[EXERCISE TASK]
Identify the lines that include the word "nghiệp", then copy all of them.

(Data excerpts)
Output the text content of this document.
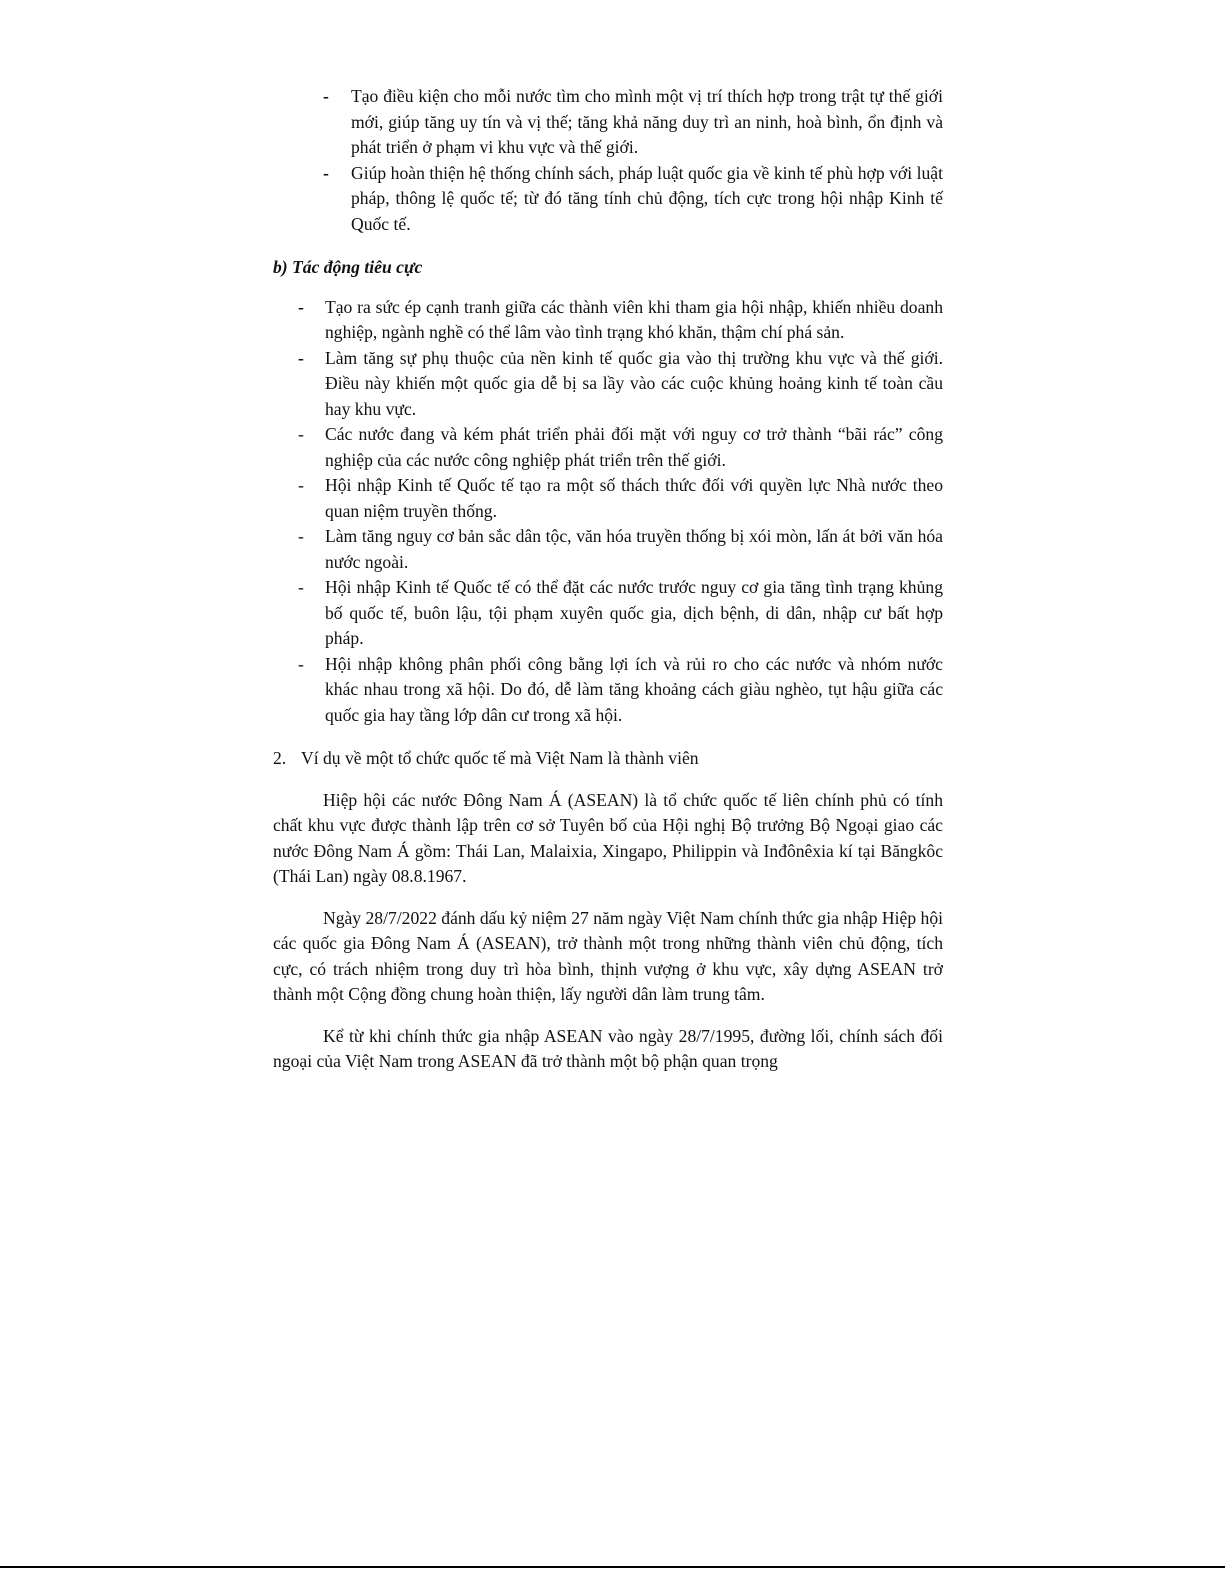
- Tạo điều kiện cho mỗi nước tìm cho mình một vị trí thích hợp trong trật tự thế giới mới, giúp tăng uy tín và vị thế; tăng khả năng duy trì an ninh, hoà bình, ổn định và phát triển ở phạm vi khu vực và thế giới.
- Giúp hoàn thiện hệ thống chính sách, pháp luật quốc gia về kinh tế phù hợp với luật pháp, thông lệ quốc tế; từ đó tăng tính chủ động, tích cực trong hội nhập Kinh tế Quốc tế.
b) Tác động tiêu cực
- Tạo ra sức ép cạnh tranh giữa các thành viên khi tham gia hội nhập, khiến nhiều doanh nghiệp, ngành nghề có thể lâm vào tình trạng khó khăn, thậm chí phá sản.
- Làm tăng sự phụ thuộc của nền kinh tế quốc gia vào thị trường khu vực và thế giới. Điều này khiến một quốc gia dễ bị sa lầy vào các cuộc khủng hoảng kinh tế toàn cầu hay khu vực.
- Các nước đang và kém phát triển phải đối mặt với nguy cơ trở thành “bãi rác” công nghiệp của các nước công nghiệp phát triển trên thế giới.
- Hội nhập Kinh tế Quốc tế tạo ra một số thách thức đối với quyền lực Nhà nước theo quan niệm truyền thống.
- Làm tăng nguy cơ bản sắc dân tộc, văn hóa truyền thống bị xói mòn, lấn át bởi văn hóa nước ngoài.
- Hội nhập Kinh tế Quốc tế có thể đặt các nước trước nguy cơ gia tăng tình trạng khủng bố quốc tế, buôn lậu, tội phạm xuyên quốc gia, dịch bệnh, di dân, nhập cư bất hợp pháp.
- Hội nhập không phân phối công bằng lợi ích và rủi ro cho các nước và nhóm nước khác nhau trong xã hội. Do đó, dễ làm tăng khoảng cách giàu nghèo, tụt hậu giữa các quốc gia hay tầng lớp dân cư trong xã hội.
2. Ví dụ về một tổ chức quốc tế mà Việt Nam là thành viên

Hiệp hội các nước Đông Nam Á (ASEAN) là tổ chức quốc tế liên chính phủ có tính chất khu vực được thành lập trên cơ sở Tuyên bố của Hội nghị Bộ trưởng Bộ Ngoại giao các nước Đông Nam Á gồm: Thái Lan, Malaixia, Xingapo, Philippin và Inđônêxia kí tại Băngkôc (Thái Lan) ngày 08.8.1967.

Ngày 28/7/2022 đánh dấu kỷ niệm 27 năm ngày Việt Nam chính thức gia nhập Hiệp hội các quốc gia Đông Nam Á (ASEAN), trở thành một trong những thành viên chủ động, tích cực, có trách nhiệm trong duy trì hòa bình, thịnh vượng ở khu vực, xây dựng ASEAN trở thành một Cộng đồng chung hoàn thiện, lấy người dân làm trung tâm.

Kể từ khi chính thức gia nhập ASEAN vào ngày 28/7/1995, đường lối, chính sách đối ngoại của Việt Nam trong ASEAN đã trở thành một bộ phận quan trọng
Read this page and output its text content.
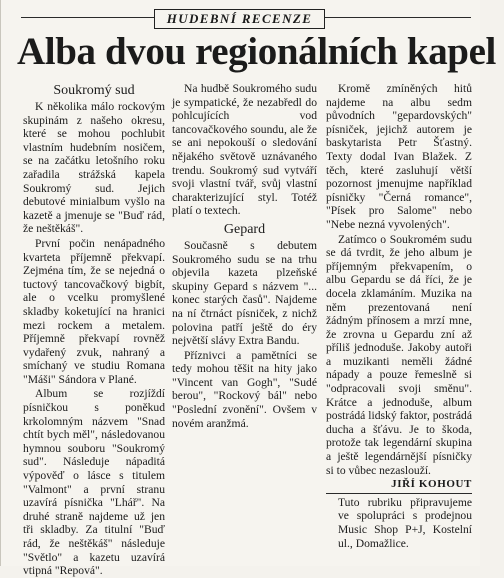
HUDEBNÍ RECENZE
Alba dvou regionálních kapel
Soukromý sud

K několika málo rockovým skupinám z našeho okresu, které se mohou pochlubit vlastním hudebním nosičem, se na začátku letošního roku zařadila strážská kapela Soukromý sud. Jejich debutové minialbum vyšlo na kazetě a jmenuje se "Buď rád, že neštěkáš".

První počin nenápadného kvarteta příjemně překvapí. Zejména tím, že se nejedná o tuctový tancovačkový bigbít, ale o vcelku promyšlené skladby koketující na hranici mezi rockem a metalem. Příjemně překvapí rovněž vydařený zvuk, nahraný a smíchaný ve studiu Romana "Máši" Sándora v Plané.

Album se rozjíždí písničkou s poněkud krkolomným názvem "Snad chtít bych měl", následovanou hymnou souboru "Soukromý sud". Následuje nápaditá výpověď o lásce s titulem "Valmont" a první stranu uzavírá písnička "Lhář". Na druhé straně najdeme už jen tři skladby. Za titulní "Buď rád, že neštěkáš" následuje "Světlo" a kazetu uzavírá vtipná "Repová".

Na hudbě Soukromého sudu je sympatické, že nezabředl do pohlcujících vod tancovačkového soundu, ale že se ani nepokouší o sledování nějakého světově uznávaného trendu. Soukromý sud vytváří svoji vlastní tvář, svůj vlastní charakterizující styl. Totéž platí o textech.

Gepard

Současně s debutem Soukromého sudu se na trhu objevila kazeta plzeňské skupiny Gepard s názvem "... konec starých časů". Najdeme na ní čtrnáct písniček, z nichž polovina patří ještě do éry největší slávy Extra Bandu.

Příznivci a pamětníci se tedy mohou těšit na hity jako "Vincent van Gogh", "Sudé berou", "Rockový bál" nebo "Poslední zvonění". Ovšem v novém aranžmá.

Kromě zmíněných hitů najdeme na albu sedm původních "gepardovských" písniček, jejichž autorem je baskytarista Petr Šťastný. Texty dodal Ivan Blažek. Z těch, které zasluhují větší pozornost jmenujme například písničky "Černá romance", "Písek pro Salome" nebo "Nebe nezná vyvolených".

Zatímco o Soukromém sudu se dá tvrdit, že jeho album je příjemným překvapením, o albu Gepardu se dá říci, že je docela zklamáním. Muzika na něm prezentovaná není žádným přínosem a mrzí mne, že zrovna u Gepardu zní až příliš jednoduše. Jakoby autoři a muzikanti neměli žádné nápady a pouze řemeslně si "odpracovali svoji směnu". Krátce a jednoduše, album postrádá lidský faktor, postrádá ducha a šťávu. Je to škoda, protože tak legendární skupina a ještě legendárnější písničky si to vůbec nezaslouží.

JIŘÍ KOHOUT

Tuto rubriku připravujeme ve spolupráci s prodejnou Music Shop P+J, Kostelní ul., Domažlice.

--

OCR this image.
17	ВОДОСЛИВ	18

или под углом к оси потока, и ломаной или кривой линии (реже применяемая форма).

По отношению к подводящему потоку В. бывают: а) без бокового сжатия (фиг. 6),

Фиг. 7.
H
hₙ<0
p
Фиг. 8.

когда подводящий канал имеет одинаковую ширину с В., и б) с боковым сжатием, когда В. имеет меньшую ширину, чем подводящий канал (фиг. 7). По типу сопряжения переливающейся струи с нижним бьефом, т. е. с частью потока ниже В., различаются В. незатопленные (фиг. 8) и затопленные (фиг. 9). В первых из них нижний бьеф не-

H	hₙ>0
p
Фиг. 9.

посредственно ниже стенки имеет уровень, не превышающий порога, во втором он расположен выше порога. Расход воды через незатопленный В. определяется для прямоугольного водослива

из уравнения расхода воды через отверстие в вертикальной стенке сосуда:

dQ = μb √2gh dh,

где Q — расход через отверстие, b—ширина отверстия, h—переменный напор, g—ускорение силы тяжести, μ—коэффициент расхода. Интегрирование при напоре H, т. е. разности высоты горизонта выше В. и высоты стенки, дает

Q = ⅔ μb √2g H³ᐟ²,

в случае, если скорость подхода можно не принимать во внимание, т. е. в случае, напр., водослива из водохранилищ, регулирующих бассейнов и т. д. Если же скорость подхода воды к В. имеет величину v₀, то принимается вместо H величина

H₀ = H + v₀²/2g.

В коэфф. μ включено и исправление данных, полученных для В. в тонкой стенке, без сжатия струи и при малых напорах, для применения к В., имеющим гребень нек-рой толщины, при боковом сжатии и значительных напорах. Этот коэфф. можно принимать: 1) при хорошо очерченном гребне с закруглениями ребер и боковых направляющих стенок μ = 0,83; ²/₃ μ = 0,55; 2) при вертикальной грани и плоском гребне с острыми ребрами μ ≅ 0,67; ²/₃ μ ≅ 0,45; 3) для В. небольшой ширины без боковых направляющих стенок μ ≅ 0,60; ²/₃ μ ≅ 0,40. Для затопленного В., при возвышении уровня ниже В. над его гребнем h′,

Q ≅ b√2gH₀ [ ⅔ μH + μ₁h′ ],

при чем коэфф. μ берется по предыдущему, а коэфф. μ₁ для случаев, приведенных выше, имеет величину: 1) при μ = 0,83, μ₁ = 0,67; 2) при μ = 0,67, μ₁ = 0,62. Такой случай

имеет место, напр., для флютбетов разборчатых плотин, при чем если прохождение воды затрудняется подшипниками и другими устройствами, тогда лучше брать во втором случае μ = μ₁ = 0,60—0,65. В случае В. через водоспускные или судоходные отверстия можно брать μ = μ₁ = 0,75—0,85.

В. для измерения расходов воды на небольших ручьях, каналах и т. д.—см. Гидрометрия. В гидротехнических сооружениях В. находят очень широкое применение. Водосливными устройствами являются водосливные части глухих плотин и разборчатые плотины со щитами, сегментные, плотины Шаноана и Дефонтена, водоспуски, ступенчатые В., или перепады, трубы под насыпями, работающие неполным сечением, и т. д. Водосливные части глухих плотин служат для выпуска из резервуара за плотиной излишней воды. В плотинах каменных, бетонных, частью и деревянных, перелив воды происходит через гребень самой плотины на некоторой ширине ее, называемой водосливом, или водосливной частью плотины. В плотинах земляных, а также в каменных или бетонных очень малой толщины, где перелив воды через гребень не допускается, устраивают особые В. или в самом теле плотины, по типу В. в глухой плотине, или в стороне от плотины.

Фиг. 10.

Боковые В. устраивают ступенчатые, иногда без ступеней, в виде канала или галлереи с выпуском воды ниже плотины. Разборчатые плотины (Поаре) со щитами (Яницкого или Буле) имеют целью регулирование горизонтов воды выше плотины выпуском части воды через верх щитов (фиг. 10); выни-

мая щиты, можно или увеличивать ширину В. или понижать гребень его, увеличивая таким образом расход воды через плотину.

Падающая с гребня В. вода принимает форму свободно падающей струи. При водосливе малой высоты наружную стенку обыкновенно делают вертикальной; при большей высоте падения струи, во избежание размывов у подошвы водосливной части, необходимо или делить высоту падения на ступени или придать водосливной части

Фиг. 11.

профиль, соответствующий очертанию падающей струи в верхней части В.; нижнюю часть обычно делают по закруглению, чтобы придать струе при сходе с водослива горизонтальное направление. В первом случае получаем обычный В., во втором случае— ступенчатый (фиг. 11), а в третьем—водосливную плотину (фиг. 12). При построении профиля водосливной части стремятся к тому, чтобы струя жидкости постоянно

[RESULT FOR THIS TASK]
- Tạo ra sức ép cạnh tranh giữa các thành viên khi tham gia hội nhập, khiến nhiều doanh nghiệp, ngành nghề có thể lâm vào tình trạng khó khăn, thậm chí phá sản.
- Các nước đang và kém phát triển phải đối mặt với nguy cơ trở thành “bãi rác” công nghiệp của các nước công nghiệp phát triển trên thế giới.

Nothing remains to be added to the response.